TASK MATERIAL:
────
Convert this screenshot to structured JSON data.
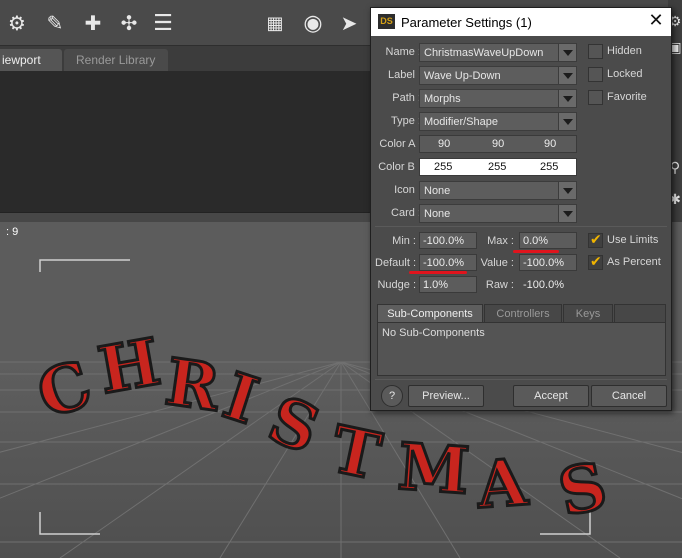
{
  "background": {
    "tabs": [
      "iewport",
      "Render Library"
    ],
    "viewport_label": ": 9",
    "scene_text": "CHRISTMAS"
  },
  "dialog": {
    "logo": "DS",
    "title": "Parameter Settings (1)",
    "close_glyph": "✕",
    "name": {
      "label": "Name :",
      "value": "ChristmasWaveUpDown"
    },
    "display_label": {
      "label": "Label :",
      "value": "Wave Up-Down"
    },
    "path": {
      "label": "Path :",
      "value": "Morphs"
    },
    "type": {
      "label": "Type :",
      "value": "Modifier/Shape"
    },
    "color_a": {
      "label": "Color A :",
      "values": [
        "90",
        "90",
        "90"
      ]
    },
    "color_b": {
      "label": "Color B :",
      "values": [
        "255",
        "255",
        "255"
      ]
    },
    "icon": {
      "label": "Icon :",
      "value": "None"
    },
    "card": {
      "label": "Card :",
      "value": "None"
    },
    "flags": [
      {
        "label": "Hidden",
        "checked": false
      },
      {
        "label": "Locked",
        "checked": false
      },
      {
        "label": "Favorite",
        "checked": false
      }
    ],
    "limits": {
      "min": {
        "label": "Min :",
        "value": "-100.0%"
      },
      "max": {
        "label": "Max :",
        "value": "0.0%"
      },
      "default": {
        "label": "Default :",
        "value": "-100.0%"
      },
      "value": {
        "label": "Value :",
        "value": "-100.0%"
      },
      "nudge": {
        "label": "Nudge :",
        "value": "1.0%"
      },
      "raw": {
        "label": "Raw :",
        "value": "-100.0%"
      }
    },
    "options": [
      {
        "label": "Use Limits",
        "checked": true
      },
      {
        "label": "As Percent",
        "checked": true
      }
    ],
    "subtabs": [
      "Sub-Components",
      "Controllers",
      "Keys"
    ],
    "active_subtab": "Sub-Components",
    "subcomponents_text": "No Sub-Components",
    "buttons": {
      "help": "?",
      "preview": "Preview...",
      "accept": "Accept",
      "cancel": "Cancel"
    },
    "colors": {
      "accent_check": "#f0b400",
      "annotation_red": "#e0141d"
    }
  }
}
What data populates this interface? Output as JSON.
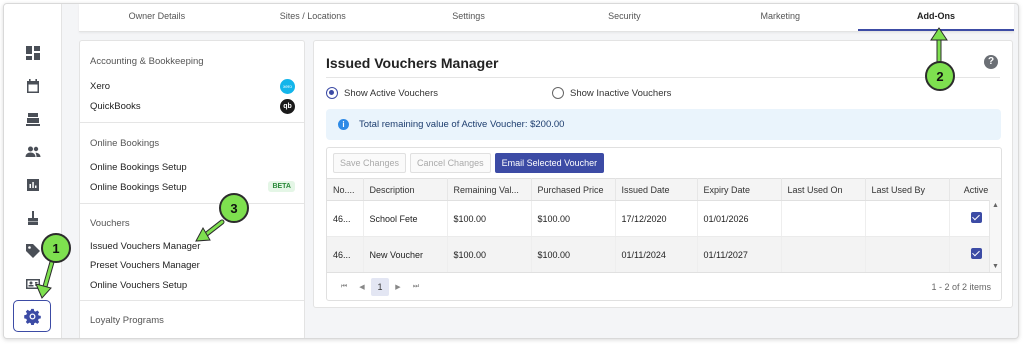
{
  "tabs": [
    {
      "label": "Owner Details"
    },
    {
      "label": "Sites / Locations"
    },
    {
      "label": "Settings"
    },
    {
      "label": "Security"
    },
    {
      "label": "Marketing"
    },
    {
      "label": "Add-Ons"
    }
  ],
  "active_tab": "Add-Ons",
  "rail": {
    "icons": [
      "dashboard-icon",
      "calendar-icon",
      "register-icon",
      "people-icon",
      "report-icon",
      "broom-icon",
      "tag-icon",
      "id-card-icon",
      "gear-icon"
    ]
  },
  "panel": {
    "accounting_title": "Accounting & Bookkeeping",
    "xero": "Xero",
    "xero_logo_text": "xero",
    "quickbooks": "QuickBooks",
    "qb_logo_text": "qb",
    "online_bookings_title": "Online Bookings",
    "ob_setup_1": "Online Bookings Setup",
    "ob_setup_2": "Online Bookings Setup",
    "beta": "BETA",
    "vouchers_title": "Vouchers",
    "issued": "Issued Vouchers Manager",
    "preset": "Preset Vouchers Manager",
    "online_vouchers": "Online Vouchers Setup",
    "loyalty_title": "Loyalty Programs"
  },
  "main": {
    "title": "Issued Vouchers Manager",
    "help": "?",
    "radio_active": "Show Active Vouchers",
    "radio_inactive": "Show Inactive Vouchers",
    "info_icon": "i",
    "info_text": "Total remaining value of Active Voucher: $200.00",
    "btn_save": "Save Changes",
    "btn_cancel": "Cancel Changes",
    "btn_email": "Email Selected Voucher",
    "columns": [
      "No....",
      "Description",
      "Remaining Val...",
      "Purchased Price",
      "Issued Date",
      "Expiry Date",
      "Last Used On",
      "Last Used By",
      "Active"
    ],
    "rows": [
      {
        "no": "46...",
        "desc": "School Fete",
        "remaining": "$100.00",
        "price": "$100.00",
        "issued": "17/12/2020",
        "expiry": "01/01/2026",
        "last_on": "",
        "last_by": "",
        "active": true
      },
      {
        "no": "46...",
        "desc": "New Voucher",
        "remaining": "$100.00",
        "price": "$100.00",
        "issued": "01/11/2024",
        "expiry": "01/11/2027",
        "last_on": "",
        "last_by": "",
        "active": true
      }
    ],
    "page": "1",
    "count": "1 - 2 of 2 items"
  },
  "callouts": [
    "1",
    "2",
    "3"
  ],
  "colors": {
    "accent": "#3c4ba5",
    "callout": "#7ee04f"
  }
}
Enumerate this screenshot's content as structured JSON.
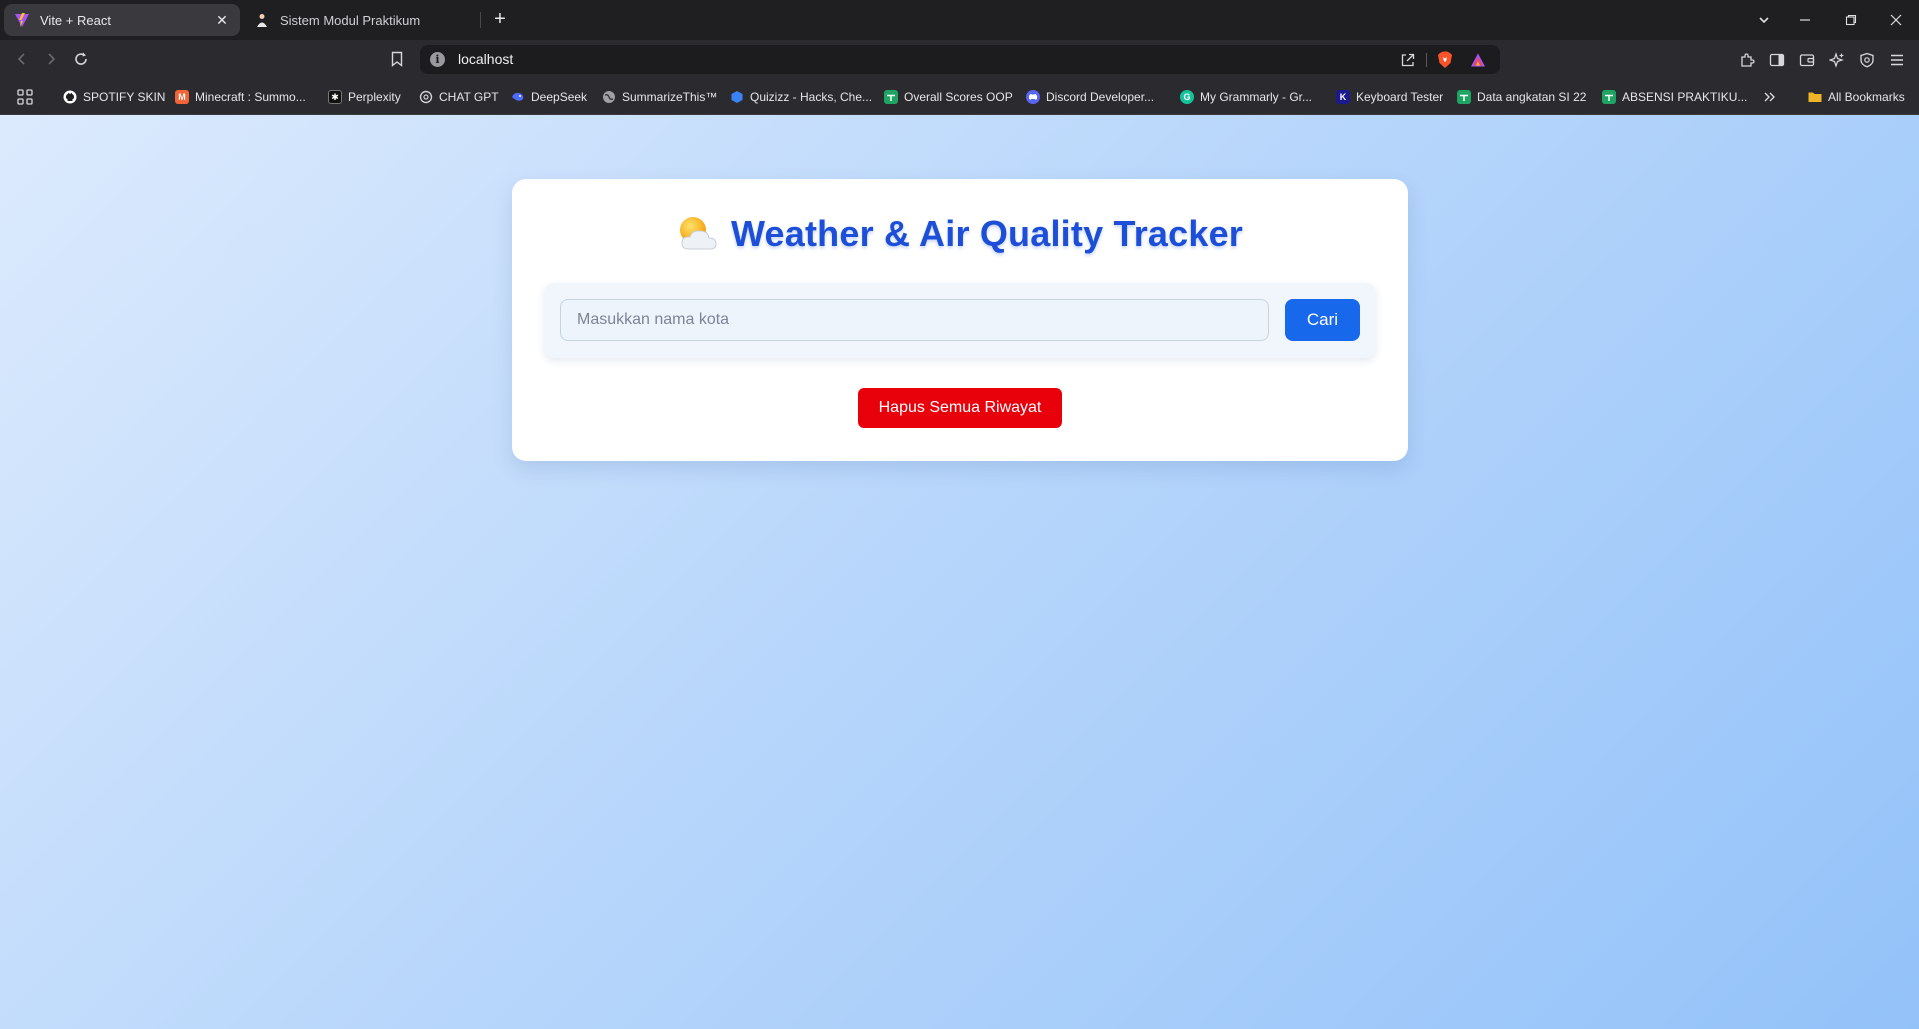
{
  "browser": {
    "tabs": [
      {
        "title": "Vite + React",
        "favicon": "vite-icon",
        "active": true
      },
      {
        "title": "Sistem Modul Praktikum",
        "favicon": "person-icon",
        "active": false
      }
    ],
    "address": "localhost",
    "bookmarks": [
      {
        "label": "SPOTIFY SKIN",
        "icon": "github-icon",
        "color": "#ffffff"
      },
      {
        "label": "Minecraft : Summo...",
        "icon": "curseforge-icon",
        "color": "#f16436"
      },
      {
        "label": "Perplexity",
        "icon": "perplexity-icon",
        "color": "#1f1f22"
      },
      {
        "label": "CHAT GPT",
        "icon": "openai-icon",
        "color": "#d0d0d0"
      },
      {
        "label": "DeepSeek",
        "icon": "deepseek-icon",
        "color": "#4d6bfe"
      },
      {
        "label": "SummarizeThis™",
        "icon": "globe-icon",
        "color": "#a0a0a4"
      },
      {
        "label": "Quizizz - Hacks, Che...",
        "icon": "shield-icon",
        "color": "#3b82f6"
      },
      {
        "label": "Overall Scores OOP",
        "icon": "sheets-icon",
        "color": "#1fa463"
      },
      {
        "label": "Discord Developer...",
        "icon": "discord-icon",
        "color": "#5865f2"
      },
      {
        "label": "My Grammarly - Gr...",
        "icon": "grammarly-icon",
        "color": "#15c39a"
      },
      {
        "label": "Keyboard Tester",
        "icon": "keyboard-icon",
        "color": "#1a1a8c"
      },
      {
        "label": "Data angkatan SI 22",
        "icon": "sheets-icon",
        "color": "#1fa463"
      },
      {
        "label": "ABSENSI PRAKTIKU...",
        "icon": "sheets-icon",
        "color": "#1fa463"
      }
    ],
    "all_bookmarks": "All Bookmarks"
  },
  "app": {
    "title": "Weather & Air Quality Tracker",
    "title_icon": "sun-behind-cloud-icon",
    "search": {
      "placeholder": "Masukkan nama kota",
      "value": "",
      "button_label": "Cari"
    },
    "clear_button_label": "Hapus Semua Riwayat",
    "colors": {
      "title": "#1d4ed8",
      "search_button": "#1868ec",
      "clear_button": "#e8000b"
    }
  }
}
────
CHALLENGE:
Every record must be copied exactly, with the pictures left out.

TASK ANSWER:
Convert this screenshot to structured JSON data.
{
  "background": {
    "tabs": [
      "iewport",
      "Render Library"
    ],
    "viewport_label": ": 9",
    "scene_text": "CHRISTMAS"
  },
  "dialog": {
    "logo": "DS",
    "title": "Parameter Settings (1)",
    "close_glyph": "✕",
    "name": {
      "label": "Name :",
      "value": "ChristmasWaveUpDown"
    },
    "display_label": {
      "label": "Label :",
      "value": "Wave Up-Down"
    },
    "path": {
      "label": "Path :",
      "value": "Morphs"
    },
    "type": {
      "label": "Type :",
      "value": "Modifier/Shape"
    },
    "color_a": {
      "label": "Color A :",
      "values": [
        "90",
        "90",
        "90"
      ]
    },
    "color_b": {
      "label": "Color B :",
      "values": [
        "255",
        "255",
        "255"
      ]
    },
    "icon": {
      "label": "Icon :",
      "value": "None"
    },
    "card": {
      "label": "Card :",
      "value": "None"
    },
    "flags": [
      {
        "label": "Hidden",
        "checked": false
      },
      {
        "label": "Locked",
        "checked": false
      },
      {
        "label": "Favorite",
        "checked": false
      }
    ],
    "limits": {
      "min": {
        "label": "Min :",
        "value": "-100.0%"
      },
      "max": {
        "label": "Max :",
        "value": "0.0%"
      },
      "default": {
        "label": "Default :",
        "value": "-100.0%"
      },
      "value": {
        "label": "Value :",
        "value": "-100.0%"
      },
      "nudge": {
        "label": "Nudge :",
        "value": "1.0%"
      },
      "raw": {
        "label": "Raw :",
        "value": "-100.0%"
      }
    },
    "options": [
      {
        "label": "Use Limits",
        "checked": true
      },
      {
        "label": "As Percent",
        "checked": true
      }
    ],
    "subtabs": [
      "Sub-Components",
      "Controllers",
      "Keys"
    ],
    "active_subtab": "Sub-Components",
    "subcomponents_text": "No Sub-Components",
    "buttons": {
      "help": "?",
      "preview": "Preview...",
      "accept": "Accept",
      "cancel": "Cancel"
    },
    "colors": {
      "accent_check": "#f0b400",
      "annotation_red": "#e0141d"
    }
  }
}
What data populates this interface? Output as JSON.
{
  "tabs": [
    {
      "label": "Owner Details"
    },
    {
      "label": "Sites / Locations"
    },
    {
      "label": "Settings"
    },
    {
      "label": "Security"
    },
    {
      "label": "Marketing"
    },
    {
      "label": "Add-Ons"
    }
  ],
  "active_tab": "Add-Ons",
  "rail": {
    "icons": [
      "dashboard-icon",
      "calendar-icon",
      "register-icon",
      "people-icon",
      "report-icon",
      "broom-icon",
      "tag-icon",
      "id-card-icon",
      "gear-icon"
    ]
  },
  "panel": {
    "accounting_title": "Accounting & Bookkeeping",
    "xero": "Xero",
    "xero_logo_text": "xero",
    "quickbooks": "QuickBooks",
    "qb_logo_text": "qb",
    "online_bookings_title": "Online Bookings",
    "ob_setup_1": "Online Bookings Setup",
    "ob_setup_2": "Online Bookings Setup",
    "beta": "BETA",
    "vouchers_title": "Vouchers",
    "issued": "Issued Vouchers Manager",
    "preset": "Preset Vouchers Manager",
    "online_vouchers": "Online Vouchers Setup",
    "loyalty_title": "Loyalty Programs"
  },
  "main": {
    "title": "Issued Vouchers Manager",
    "help": "?",
    "radio_active": "Show Active Vouchers",
    "radio_inactive": "Show Inactive Vouchers",
    "info_icon": "i",
    "info_text": "Total remaining value of Active Voucher: $200.00",
    "btn_save": "Save Changes",
    "btn_cancel": "Cancel Changes",
    "btn_email": "Email Selected Voucher",
    "columns": [
      "No....",
      "Description",
      "Remaining Val...",
      "Purchased Price",
      "Issued Date",
      "Expiry Date",
      "Last Used On",
      "Last Used By",
      "Active"
    ],
    "rows": [
      {
        "no": "46...",
        "desc": "School Fete",
        "remaining": "$100.00",
        "price": "$100.00",
        "issued": "17/12/2020",
        "expiry": "01/01/2026",
        "last_on": "",
        "last_by": "",
        "active": true
      },
      {
        "no": "46...",
        "desc": "New Voucher",
        "remaining": "$100.00",
        "price": "$100.00",
        "issued": "01/11/2024",
        "expiry": "01/11/2027",
        "last_on": "",
        "last_by": "",
        "active": true
      }
    ],
    "page": "1",
    "count": "1 - 2 of 2 items"
  },
  "callouts": [
    "1",
    "2",
    "3"
  ],
  "colors": {
    "accent": "#3c4ba5",
    "callout": "#7ee04f"
  }
}
Enumerate this screenshot's content as structured JSON.
{
  "browser": {
    "tabs": [
      {
        "title": "Vite + React",
        "favicon": "vite-icon",
        "active": true
      },
      {
        "title": "Sistem Modul Praktikum",
        "favicon": "person-icon",
        "active": false
      }
    ],
    "address": "localhost",
    "bookmarks": [
      {
        "label": "SPOTIFY SKIN",
        "icon": "github-icon",
        "color": "#ffffff"
      },
      {
        "label": "Minecraft : Summo...",
        "icon": "curseforge-icon",
        "color": "#f16436"
      },
      {
        "label": "Perplexity",
        "icon": "perplexity-icon",
        "color": "#1f1f22"
      },
      {
        "label": "CHAT GPT",
        "icon": "openai-icon",
        "color": "#d0d0d0"
      },
      {
        "label": "DeepSeek",
        "icon": "deepseek-icon",
        "color": "#4d6bfe"
      },
      {
        "label": "SummarizeThis™",
        "icon": "globe-icon",
        "color": "#a0a0a4"
      },
      {
        "label": "Quizizz - Hacks, Che...",
        "icon": "shield-icon",
        "color": "#3b82f6"
      },
      {
        "label": "Overall Scores OOP",
        "icon": "sheets-icon",
        "color": "#1fa463"
      },
      {
        "label": "Discord Developer...",
        "icon": "discord-icon",
        "color": "#5865f2"
      },
      {
        "label": "My Grammarly - Gr...",
        "icon": "grammarly-icon",
        "color": "#15c39a"
      },
      {
        "label": "Keyboard Tester",
        "icon": "keyboard-icon",
        "color": "#1a1a8c"
      },
      {
        "label": "Data angkatan SI 22",
        "icon": "sheets-icon",
        "color": "#1fa463"
      },
      {
        "label": "ABSENSI PRAKTIKU...",
        "icon": "sheets-icon",
        "color": "#1fa463"
      }
    ],
    "all_bookmarks": "All Bookmarks"
  },
  "app": {
    "title": "Weather & Air Quality Tracker",
    "title_icon": "sun-behind-cloud-icon",
    "search": {
      "placeholder": "Masukkan nama kota",
      "value": "",
      "button_label": "Cari"
    },
    "clear_button_label": "Hapus Semua Riwayat",
    "colors": {
      "title": "#1d4ed8",
      "search_button": "#1868ec",
      "clear_button": "#e8000b"
    }
  }
}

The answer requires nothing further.